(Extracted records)
Start

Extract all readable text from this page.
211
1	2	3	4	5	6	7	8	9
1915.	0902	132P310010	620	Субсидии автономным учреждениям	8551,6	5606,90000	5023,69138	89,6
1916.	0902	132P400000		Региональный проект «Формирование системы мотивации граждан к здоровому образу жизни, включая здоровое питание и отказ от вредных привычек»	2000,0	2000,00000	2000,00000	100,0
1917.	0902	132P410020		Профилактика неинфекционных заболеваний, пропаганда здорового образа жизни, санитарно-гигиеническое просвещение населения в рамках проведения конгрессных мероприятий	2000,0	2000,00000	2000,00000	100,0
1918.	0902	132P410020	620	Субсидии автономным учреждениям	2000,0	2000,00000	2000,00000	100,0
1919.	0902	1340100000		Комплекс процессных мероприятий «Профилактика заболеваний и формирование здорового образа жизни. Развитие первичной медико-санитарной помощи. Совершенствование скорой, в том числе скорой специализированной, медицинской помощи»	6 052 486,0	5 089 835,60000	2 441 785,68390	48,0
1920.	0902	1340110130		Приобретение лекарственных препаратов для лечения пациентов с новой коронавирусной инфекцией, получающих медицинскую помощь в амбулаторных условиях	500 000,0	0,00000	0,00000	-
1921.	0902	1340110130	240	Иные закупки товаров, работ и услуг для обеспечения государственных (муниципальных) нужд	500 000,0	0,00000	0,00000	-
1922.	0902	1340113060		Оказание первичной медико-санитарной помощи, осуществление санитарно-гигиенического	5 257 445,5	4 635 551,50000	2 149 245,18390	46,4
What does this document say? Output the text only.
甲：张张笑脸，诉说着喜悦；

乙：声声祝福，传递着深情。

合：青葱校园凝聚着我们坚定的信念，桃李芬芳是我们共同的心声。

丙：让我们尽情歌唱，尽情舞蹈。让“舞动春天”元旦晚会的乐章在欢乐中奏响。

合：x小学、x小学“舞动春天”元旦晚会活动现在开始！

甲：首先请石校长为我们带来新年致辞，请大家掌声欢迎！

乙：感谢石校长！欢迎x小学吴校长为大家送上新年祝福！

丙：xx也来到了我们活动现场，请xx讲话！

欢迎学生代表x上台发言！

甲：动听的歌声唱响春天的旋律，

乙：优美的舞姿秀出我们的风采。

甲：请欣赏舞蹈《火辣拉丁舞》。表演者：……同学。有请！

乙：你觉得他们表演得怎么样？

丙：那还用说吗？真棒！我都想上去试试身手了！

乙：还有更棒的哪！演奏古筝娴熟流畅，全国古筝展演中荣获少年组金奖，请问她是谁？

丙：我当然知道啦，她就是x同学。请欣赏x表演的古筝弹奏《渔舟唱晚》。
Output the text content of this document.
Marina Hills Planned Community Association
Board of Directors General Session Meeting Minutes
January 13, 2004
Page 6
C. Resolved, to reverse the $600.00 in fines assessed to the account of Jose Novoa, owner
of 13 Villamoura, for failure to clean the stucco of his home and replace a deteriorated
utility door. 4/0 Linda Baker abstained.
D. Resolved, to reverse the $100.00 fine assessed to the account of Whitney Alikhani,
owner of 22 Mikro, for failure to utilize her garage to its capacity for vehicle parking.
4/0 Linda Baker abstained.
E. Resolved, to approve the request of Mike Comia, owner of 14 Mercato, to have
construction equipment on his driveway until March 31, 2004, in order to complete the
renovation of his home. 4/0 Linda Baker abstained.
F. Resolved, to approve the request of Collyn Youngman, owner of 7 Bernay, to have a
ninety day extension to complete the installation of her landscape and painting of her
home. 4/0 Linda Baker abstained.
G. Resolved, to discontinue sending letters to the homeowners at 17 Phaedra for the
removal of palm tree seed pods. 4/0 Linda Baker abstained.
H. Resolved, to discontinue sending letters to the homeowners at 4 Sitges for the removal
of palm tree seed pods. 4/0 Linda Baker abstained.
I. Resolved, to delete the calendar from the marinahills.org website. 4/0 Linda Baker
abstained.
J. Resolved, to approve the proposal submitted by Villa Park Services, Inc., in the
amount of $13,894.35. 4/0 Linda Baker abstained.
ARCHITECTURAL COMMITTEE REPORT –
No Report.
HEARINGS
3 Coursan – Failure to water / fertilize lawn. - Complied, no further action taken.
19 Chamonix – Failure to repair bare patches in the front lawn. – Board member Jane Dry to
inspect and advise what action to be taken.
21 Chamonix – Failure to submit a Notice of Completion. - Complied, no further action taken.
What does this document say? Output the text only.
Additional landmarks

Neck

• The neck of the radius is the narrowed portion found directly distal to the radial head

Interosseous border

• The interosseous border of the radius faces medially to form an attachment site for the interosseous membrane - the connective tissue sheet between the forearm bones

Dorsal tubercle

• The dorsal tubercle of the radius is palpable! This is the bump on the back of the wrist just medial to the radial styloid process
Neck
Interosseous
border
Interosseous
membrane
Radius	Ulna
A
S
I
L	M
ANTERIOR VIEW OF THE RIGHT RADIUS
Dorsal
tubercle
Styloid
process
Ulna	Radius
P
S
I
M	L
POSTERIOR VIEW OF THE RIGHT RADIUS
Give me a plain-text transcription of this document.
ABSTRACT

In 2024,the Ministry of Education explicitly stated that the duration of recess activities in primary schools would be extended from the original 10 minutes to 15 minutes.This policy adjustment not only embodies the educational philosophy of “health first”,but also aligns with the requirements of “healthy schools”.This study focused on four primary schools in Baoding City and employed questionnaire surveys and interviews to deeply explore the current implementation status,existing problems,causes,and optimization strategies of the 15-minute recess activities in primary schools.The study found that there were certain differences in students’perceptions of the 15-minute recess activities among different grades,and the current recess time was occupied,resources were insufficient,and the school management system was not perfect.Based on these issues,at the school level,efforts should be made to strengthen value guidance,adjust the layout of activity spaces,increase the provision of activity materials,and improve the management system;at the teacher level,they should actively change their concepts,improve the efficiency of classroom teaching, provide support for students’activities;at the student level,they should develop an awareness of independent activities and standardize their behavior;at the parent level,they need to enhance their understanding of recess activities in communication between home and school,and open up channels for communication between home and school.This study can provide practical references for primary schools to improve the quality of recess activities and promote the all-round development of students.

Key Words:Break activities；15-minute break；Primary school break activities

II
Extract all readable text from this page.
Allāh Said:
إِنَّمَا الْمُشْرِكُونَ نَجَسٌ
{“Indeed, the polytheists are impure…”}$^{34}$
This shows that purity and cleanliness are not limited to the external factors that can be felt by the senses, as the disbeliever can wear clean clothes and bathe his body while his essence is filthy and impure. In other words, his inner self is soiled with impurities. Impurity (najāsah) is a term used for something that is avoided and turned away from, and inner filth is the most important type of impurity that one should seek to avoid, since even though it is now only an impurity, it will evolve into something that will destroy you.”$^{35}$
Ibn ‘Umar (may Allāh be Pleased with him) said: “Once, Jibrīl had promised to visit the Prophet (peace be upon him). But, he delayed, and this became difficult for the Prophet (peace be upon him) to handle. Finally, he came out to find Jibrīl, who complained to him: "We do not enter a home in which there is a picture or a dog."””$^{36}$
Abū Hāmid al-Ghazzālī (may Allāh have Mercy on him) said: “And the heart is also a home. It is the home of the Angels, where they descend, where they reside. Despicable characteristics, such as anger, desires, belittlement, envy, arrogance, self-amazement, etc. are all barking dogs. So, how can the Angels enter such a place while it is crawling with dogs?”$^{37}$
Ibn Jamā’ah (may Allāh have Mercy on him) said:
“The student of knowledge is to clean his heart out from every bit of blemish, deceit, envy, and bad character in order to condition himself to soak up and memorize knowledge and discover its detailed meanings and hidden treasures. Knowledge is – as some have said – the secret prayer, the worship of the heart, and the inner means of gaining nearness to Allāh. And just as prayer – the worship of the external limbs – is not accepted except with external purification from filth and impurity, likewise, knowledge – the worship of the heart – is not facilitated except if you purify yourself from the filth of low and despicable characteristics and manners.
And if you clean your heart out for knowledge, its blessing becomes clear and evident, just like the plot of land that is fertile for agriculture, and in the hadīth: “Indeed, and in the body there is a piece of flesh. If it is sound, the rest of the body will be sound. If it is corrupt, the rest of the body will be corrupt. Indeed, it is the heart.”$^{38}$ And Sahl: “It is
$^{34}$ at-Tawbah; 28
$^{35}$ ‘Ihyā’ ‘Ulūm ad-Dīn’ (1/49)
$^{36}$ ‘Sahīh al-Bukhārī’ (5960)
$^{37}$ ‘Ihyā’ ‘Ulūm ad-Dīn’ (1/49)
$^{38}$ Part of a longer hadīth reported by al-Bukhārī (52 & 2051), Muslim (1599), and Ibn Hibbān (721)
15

End

EXERCISE DETAILS -> Locate each line containing the string "медико" and show it.

THE OUTPUT ->
1919.	0902	1340100000		Комплекс процессных мероприятий «Профилактика заболеваний и формирование здорового образа жизни. Развитие первичной медико-санитарной помощи. Совершенствование скорой, в том числе скорой специализированной, медицинской помощи»	6 052 486,0	5 089 835,60000	2 441 785,68390	48,0
1922.	0902	1340113060		Оказание первичной медико-санитарной помощи, осуществление санитарно-гигиенического	5 257 445,5	4 635 551,50000	2 149 245,18390	46,4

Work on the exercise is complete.